Task prompt:
Isolate every line in the data with the string "subtitle" and copy it.
--- --- ---
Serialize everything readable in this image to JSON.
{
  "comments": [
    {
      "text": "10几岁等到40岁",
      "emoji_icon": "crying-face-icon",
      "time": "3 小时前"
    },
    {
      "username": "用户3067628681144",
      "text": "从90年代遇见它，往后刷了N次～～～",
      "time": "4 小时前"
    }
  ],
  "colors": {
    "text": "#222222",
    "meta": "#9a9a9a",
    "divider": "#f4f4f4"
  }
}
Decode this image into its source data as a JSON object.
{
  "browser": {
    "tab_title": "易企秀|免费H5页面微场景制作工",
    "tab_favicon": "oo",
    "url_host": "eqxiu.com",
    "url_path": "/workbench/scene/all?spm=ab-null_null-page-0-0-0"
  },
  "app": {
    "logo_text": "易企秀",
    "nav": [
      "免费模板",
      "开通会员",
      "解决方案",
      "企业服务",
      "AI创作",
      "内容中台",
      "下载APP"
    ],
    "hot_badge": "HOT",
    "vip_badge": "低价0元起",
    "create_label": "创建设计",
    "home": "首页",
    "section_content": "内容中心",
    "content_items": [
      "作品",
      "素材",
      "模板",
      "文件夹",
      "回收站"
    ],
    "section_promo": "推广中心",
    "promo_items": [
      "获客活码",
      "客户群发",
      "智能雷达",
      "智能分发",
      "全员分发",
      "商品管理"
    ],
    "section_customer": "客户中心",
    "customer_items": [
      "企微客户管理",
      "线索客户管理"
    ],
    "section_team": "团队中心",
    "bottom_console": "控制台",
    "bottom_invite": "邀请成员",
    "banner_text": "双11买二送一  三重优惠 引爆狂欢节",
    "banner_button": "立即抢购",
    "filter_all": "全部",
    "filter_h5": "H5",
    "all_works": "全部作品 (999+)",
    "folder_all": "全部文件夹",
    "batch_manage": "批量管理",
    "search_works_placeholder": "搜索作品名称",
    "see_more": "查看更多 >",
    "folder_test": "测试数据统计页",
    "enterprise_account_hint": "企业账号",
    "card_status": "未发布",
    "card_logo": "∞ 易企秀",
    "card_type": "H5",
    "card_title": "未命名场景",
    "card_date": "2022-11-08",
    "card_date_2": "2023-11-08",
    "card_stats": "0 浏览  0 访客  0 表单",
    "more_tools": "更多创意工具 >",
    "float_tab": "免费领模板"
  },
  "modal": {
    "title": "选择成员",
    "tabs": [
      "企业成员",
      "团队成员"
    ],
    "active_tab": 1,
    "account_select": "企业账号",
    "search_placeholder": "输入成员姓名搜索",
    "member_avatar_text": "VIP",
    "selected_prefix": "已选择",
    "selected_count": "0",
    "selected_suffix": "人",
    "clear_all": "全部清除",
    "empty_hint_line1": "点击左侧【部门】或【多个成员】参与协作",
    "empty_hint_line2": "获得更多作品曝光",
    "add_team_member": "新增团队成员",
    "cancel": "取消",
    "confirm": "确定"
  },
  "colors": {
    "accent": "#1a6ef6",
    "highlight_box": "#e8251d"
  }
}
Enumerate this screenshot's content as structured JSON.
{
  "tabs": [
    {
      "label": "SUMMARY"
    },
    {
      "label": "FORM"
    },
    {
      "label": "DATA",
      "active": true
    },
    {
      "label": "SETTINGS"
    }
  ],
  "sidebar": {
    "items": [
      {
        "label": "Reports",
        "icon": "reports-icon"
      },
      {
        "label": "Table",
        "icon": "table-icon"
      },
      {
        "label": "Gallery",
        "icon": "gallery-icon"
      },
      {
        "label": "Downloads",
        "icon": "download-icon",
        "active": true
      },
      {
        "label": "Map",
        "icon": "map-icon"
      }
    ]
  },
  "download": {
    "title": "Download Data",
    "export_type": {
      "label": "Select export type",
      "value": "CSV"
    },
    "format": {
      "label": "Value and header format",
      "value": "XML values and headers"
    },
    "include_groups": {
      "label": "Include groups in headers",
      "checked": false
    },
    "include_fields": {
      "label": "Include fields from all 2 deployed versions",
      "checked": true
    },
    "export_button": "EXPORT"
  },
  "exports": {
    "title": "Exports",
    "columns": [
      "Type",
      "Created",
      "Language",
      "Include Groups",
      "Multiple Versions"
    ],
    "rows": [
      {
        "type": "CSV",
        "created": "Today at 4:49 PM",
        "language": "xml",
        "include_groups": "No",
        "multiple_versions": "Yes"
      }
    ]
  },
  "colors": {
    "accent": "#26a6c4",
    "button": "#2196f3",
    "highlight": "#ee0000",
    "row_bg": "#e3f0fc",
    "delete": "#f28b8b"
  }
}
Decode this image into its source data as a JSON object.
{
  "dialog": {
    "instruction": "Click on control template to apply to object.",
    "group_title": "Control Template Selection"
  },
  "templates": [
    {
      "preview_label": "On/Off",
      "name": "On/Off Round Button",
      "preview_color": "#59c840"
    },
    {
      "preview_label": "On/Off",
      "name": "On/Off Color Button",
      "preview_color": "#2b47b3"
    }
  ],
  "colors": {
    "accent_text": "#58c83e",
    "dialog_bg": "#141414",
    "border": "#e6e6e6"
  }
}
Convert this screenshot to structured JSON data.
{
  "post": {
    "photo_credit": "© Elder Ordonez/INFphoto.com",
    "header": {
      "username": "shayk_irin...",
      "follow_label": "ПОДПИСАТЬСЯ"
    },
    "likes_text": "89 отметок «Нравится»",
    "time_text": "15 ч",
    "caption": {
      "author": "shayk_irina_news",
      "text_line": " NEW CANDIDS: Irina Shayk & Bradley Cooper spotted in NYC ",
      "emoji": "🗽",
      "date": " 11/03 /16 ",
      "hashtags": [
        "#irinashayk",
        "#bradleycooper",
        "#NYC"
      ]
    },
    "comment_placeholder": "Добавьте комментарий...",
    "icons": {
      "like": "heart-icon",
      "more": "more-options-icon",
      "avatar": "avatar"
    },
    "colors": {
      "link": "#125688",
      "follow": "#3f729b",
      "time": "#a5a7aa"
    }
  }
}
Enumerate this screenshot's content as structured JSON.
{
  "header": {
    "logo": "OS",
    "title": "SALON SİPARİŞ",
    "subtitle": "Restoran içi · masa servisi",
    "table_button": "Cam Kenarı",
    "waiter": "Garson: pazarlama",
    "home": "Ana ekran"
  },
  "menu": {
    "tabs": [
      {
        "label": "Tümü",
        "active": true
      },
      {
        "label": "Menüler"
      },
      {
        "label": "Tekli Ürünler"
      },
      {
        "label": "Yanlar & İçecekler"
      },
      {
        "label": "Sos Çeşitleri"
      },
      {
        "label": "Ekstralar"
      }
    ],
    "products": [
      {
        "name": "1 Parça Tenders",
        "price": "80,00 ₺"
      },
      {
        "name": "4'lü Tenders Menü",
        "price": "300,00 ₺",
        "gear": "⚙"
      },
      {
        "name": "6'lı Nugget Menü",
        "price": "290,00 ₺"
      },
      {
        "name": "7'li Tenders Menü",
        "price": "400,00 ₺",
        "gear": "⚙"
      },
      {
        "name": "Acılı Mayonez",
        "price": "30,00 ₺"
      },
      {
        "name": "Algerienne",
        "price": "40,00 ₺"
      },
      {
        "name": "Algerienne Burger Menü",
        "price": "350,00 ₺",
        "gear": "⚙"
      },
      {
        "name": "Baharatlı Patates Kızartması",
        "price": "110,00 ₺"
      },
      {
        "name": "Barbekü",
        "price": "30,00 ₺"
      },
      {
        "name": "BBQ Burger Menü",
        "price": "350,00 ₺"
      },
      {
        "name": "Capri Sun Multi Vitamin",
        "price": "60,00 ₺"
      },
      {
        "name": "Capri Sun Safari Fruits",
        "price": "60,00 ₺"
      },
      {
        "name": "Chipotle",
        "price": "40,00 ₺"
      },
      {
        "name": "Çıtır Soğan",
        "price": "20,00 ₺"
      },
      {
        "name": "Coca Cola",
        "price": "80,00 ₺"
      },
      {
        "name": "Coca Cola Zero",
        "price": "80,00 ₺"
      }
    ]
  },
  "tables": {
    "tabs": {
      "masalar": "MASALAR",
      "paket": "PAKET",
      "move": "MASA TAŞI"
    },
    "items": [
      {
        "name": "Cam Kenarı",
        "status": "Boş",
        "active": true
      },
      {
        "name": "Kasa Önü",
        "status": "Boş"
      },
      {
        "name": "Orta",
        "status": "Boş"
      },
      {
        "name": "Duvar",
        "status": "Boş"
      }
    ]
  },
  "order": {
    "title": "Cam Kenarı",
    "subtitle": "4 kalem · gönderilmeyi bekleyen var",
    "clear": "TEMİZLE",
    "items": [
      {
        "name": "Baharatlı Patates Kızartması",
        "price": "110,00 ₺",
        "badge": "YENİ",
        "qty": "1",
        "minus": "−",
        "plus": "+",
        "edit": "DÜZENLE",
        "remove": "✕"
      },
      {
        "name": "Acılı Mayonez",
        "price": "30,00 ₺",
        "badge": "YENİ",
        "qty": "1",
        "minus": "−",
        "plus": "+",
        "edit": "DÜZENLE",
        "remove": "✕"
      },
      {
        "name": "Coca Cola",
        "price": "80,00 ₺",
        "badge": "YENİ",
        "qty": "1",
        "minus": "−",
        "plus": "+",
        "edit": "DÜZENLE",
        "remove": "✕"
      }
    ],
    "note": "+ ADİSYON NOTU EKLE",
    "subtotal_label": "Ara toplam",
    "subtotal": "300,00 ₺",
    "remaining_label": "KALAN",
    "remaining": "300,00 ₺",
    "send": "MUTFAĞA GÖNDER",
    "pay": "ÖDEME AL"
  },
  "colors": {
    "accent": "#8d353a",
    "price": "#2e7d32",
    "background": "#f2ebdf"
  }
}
--- --- ---
Answer in full:
    "subtitle": "Restoran içi · masa servisi",
    "subtitle": "4 kalem · gönderilmeyi bekleyen var",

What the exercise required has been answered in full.